- [Job] The listing below must be repeated word for word, with its images excluded.

_ _ _ _

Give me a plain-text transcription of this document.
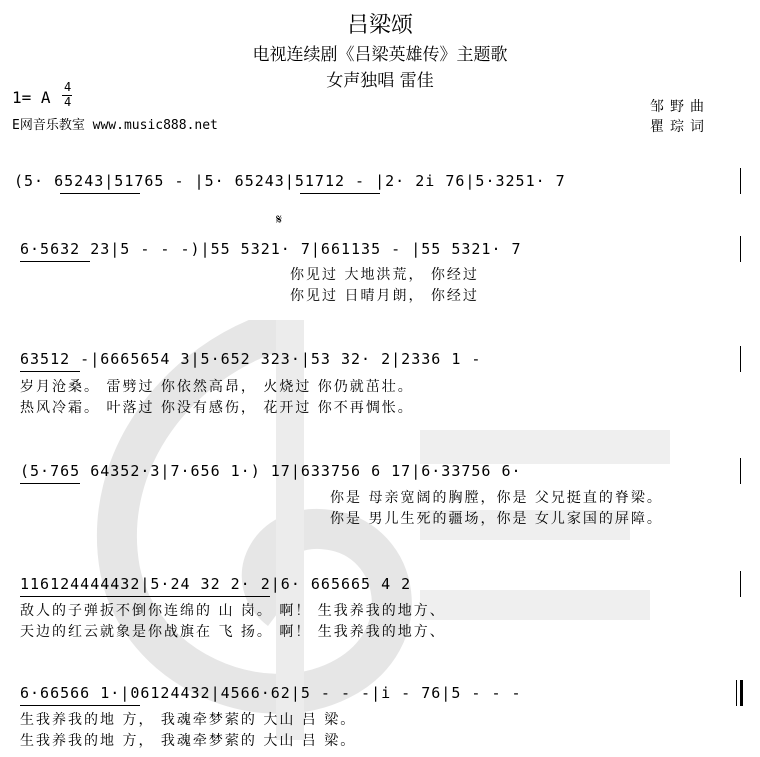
吕梁颂
电视连续剧《吕梁英雄传》主题歌
女声独唱 雷佳
1= A
4
4
E网音乐教室 www.music888.net
邹野曲
瞿琮词
(5· 65243|51765 - |5· 65243|51712 - |2· 2i 76|5·3251· 7
6·5632 23|5 - - -)|55 5321· 7|661135 - |55 5321· 7
𝄋
你见过 大地洪荒， 你经过
你见过 日晴月朗， 你经过
63512 -|6665654 3|5·652 323·|53 32· 2|2336 1 -
岁月沧桑。 雷劈过 你依然高昂， 火烧过 你仍就茁壮。
热风冷霜。 叶落过 你没有感伤， 花开过 你不再惆怅。
(5·765 64352·3|7·656 1·) 17|633756 6 17|6·33756 6·
你是 母亲宽阔的胸膛，你是 父兄挺直的脊梁。
你是 男儿生死的疆场，你是 女儿家国的屏障。
116124444432|5·24 32 2· 2|6· 665665 4 2
敌人的子弹扳不倒你连绵的 山 岗。 啊！ 生我养我的地方、
天边的红云就象是你战旗在 飞 扬。 啊！ 生我养我的地方、
6·66566 1·|06124432|4566·62|5 - - -|i - 76|5 - - -
生我养我的地 方， 我魂牵梦萦的 大山 吕 梁。
生我养我的地 方， 我魂牵梦萦的 大山 吕 梁。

_ _ _ _

- [Exercise solution]
Give me a plain-text transcription of this document.
吕梁颂
电视连续剧《吕梁英雄传》主题歌
女声独唱 雷佳
1= A
4
4
E网音乐教室 www.music888.net
邹野曲
瞿琮词
(5· 65243|51765 - |5· 65243|51712 - |2· 2i 76|5·3251· 7
6·5632 23|5 - - -)|55 5321· 7|661135 - |55 5321· 7
𝄋
你见过 大地洪荒， 你经过
你见过 日晴月朗， 你经过
63512 -|6665654 3|5·652 323·|53 32· 2|2336 1 -
岁月沧桑。 雷劈过 你依然高昂， 火烧过 你仍就茁壮。
热风冷霜。 叶落过 你没有感伤， 花开过 你不再惆怅。
(5·765 64352·3|7·656 1·) 17|633756 6 17|6·33756 6·
你是 母亲宽阔的胸膛，你是 父兄挺直的脊梁。
你是 男儿生死的疆场，你是 女儿家国的屏障。
116124444432|5·24 32 2· 2|6· 665665 4 2
敌人的子弹扳不倒你连绵的 山 岗。 啊！ 生我养我的地方、
天边的红云就象是你战旗在 飞 扬。 啊！ 生我养我的地方、
6·66566 1·|06124432|4566·62|5 - - -|i - 76|5 - - -
生我养我的地 方， 我魂牵梦萦的 大山 吕 梁。
生我养我的地 方， 我魂牵梦萦的 大山 吕 梁。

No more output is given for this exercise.